— EXERCISE INPUTS —

----------------------------------------

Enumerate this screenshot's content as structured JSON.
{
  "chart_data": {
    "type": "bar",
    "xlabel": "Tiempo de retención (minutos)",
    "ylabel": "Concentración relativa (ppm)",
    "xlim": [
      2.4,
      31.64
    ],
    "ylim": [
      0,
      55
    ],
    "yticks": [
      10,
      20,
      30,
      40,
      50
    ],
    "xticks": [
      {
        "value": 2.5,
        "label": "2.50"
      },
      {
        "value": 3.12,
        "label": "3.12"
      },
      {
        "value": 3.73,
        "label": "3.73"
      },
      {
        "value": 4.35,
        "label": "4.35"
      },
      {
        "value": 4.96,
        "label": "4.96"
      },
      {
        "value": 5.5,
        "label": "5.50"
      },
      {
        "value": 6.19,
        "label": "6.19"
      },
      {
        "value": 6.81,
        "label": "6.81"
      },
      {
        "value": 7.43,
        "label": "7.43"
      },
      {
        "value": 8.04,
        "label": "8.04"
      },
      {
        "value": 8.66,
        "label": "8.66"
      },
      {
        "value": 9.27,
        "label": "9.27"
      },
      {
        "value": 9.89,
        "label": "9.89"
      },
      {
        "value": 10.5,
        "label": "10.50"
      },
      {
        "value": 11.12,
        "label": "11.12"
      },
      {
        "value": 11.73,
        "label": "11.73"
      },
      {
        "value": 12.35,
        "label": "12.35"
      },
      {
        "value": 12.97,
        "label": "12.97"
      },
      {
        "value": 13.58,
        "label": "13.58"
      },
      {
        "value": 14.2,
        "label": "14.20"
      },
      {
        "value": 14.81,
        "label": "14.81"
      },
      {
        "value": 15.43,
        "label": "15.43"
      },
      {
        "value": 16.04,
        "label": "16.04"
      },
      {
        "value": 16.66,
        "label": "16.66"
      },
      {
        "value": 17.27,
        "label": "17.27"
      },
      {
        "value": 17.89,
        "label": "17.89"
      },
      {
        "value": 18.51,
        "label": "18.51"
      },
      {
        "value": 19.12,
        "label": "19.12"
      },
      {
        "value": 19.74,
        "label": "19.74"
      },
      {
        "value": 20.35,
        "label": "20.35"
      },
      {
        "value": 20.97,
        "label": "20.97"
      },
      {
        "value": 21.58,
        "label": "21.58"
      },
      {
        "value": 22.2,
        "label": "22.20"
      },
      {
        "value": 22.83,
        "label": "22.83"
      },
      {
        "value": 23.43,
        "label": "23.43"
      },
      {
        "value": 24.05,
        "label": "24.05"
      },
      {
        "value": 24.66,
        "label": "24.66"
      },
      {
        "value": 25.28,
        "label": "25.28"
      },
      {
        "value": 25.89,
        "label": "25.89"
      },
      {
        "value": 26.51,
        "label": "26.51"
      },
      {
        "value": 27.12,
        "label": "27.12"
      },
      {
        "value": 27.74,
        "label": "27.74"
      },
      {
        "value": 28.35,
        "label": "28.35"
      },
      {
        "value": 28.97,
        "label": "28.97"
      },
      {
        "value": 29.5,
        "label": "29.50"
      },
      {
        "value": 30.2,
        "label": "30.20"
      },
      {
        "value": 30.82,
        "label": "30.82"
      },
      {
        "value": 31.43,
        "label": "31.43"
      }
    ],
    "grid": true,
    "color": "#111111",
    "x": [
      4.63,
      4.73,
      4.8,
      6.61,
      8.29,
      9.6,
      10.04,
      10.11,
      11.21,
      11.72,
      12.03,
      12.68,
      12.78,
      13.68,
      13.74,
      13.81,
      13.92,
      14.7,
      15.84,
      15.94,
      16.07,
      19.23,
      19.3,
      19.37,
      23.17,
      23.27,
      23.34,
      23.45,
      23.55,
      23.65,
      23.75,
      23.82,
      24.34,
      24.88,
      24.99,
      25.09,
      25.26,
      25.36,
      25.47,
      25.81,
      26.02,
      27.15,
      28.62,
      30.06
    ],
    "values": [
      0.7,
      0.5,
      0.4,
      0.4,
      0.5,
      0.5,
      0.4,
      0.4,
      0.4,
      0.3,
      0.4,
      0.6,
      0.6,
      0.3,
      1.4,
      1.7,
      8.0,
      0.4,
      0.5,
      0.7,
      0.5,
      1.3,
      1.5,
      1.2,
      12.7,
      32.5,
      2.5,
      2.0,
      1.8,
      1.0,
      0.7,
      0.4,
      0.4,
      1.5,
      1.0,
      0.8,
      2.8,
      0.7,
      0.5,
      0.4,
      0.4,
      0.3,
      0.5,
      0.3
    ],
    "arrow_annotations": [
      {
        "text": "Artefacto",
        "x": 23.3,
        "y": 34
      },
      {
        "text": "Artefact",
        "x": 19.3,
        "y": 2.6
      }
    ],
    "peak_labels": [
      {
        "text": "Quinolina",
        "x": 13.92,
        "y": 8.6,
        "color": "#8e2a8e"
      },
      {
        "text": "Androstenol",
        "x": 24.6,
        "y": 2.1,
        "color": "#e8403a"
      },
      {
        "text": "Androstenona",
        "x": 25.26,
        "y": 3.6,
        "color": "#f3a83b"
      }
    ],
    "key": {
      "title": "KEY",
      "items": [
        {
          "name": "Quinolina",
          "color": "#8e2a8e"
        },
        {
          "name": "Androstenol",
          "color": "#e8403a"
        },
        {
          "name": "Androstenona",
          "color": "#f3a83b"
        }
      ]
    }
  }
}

----------------------------------------

— WHAT TO DO —
Output the listing above word for word.

— COMPLETED TASK —
Enumerate this screenshot's content as structured JSON.
{
  "chart_data": {
    "type": "bar",
    "xlabel": "Tiempo de retención (minutos)",
    "ylabel": "Concentración relativa (ppm)",
    "xlim": [
      2.4,
      31.64
    ],
    "ylim": [
      0,
      55
    ],
    "yticks": [
      10,
      20,
      30,
      40,
      50
    ],
    "xticks": [
      {
        "value": 2.5,
        "label": "2.50"
      },
      {
        "value": 3.12,
        "label": "3.12"
      },
      {
        "value": 3.73,
        "label": "3.73"
      },
      {
        "value": 4.35,
        "label": "4.35"
      },
      {
        "value": 4.96,
        "label": "4.96"
      },
      {
        "value": 5.5,
        "label": "5.50"
      },
      {
        "value": 6.19,
        "label": "6.19"
      },
      {
        "value": 6.81,
        "label": "6.81"
      },
      {
        "value": 7.43,
        "label": "7.43"
      },
      {
        "value": 8.04,
        "label": "8.04"
      },
      {
        "value": 8.66,
        "label": "8.66"
      },
      {
        "value": 9.27,
        "label": "9.27"
      },
      {
        "value": 9.89,
        "label": "9.89"
      },
      {
        "value": 10.5,
        "label": "10.50"
      },
      {
        "value": 11.12,
        "label": "11.12"
      },
      {
        "value": 11.73,
        "label": "11.73"
      },
      {
        "value": 12.35,
        "label": "12.35"
      },
      {
        "value": 12.97,
        "label": "12.97"
      },
      {
        "value": 13.58,
        "label": "13.58"
      },
      {
        "value": 14.2,
        "label": "14.20"
      },
      {
        "value": 14.81,
        "label": "14.81"
      },
      {
        "value": 15.43,
        "label": "15.43"
      },
      {
        "value": 16.04,
        "label": "16.04"
      },
      {
        "value": 16.66,
        "label": "16.66"
      },
      {
        "value": 17.27,
        "label": "17.27"
      },
      {
        "value": 17.89,
        "label": "17.89"
      },
      {
        "value": 18.51,
        "label": "18.51"
      },
      {
        "value": 19.12,
        "label": "19.12"
      },
      {
        "value": 19.74,
        "label": "19.74"
      },
      {
        "value": 20.35,
        "label": "20.35"
      },
      {
        "value": 20.97,
        "label": "20.97"
      },
      {
        "value": 21.58,
        "label": "21.58"
      },
      {
        "value": 22.2,
        "label": "22.20"
      },
      {
        "value": 22.83,
        "label": "22.83"
      },
      {
        "value": 23.43,
        "label": "23.43"
      },
      {
        "value": 24.05,
        "label": "24.05"
      },
      {
        "value": 24.66,
        "label": "24.66"
      },
      {
        "value": 25.28,
        "label": "25.28"
      },
      {
        "value": 25.89,
        "label": "25.89"
      },
      {
        "value": 26.51,
        "label": "26.51"
      },
      {
        "value": 27.12,
        "label": "27.12"
      },
      {
        "value": 27.74,
        "label": "27.74"
      },
      {
        "value": 28.35,
        "label": "28.35"
      },
      {
        "value": 28.97,
        "label": "28.97"
      },
      {
        "value": 29.5,
        "label": "29.50"
      },
      {
        "value": 30.2,
        "label": "30.20"
      },
      {
        "value": 30.82,
        "label": "30.82"
      },
      {
        "value": 31.43,
        "label": "31.43"
      }
    ],
    "grid": true,
    "color": "#111111",
    "x": [
      4.63,
      4.73,
      4.8,
      6.61,
      8.29,
      9.6,
      10.04,
      10.11,
      11.21,
      11.72,
      12.03,
      12.68,
      12.78,
      13.68,
      13.74,
      13.81,
      13.92,
      14.7,
      15.84,
      15.94,
      16.07,
      19.23,
      19.3,
      19.37,
      23.17,
      23.27,
      23.34,
      23.45,
      23.55,
      23.65,
      23.75,
      23.82,
      24.34,
      24.88,
      24.99,
      25.09,
      25.26,
      25.36,
      25.47,
      25.81,
      26.02,
      27.15,
      28.62,
      30.06
    ],
    "values": [
      0.7,
      0.5,
      0.4,
      0.4,
      0.5,
      0.5,
      0.4,
      0.4,
      0.4,
      0.3,
      0.4,
      0.6,
      0.6,
      0.3,
      1.4,
      1.7,
      8.0,
      0.4,
      0.5,
      0.7,
      0.5,
      1.3,
      1.5,
      1.2,
      12.7,
      32.5,
      2.5,
      2.0,
      1.8,
      1.0,
      0.7,
      0.4,
      0.4,
      1.5,
      1.0,
      0.8,
      2.8,
      0.7,
      0.5,
      0.4,
      0.4,
      0.3,
      0.5,
      0.3
    ],
    "arrow_annotations": [
      {
        "text": "Artefacto",
        "x": 23.3,
        "y": 34
      },
      {
        "text": "Artefact",
        "x": 19.3,
        "y": 2.6
      }
    ],
    "peak_labels": [
      {
        "text": "Quinolina",
        "x": 13.92,
        "y": 8.6,
        "color": "#8e2a8e"
      },
      {
        "text": "Androstenol",
        "x": 24.6,
        "y": 2.1,
        "color": "#e8403a"
      },
      {
        "text": "Androstenona",
        "x": 25.26,
        "y": 3.6,
        "color": "#f3a83b"
      }
    ],
    "key": {
      "title": "KEY",
      "items": [
        {
          "name": "Quinolina",
          "color": "#8e2a8e"
        },
        {
          "name": "Androstenol",
          "color": "#e8403a"
        },
        {
          "name": "Androstenona",
          "color": "#f3a83b"
        }
      ]
    }
  }
}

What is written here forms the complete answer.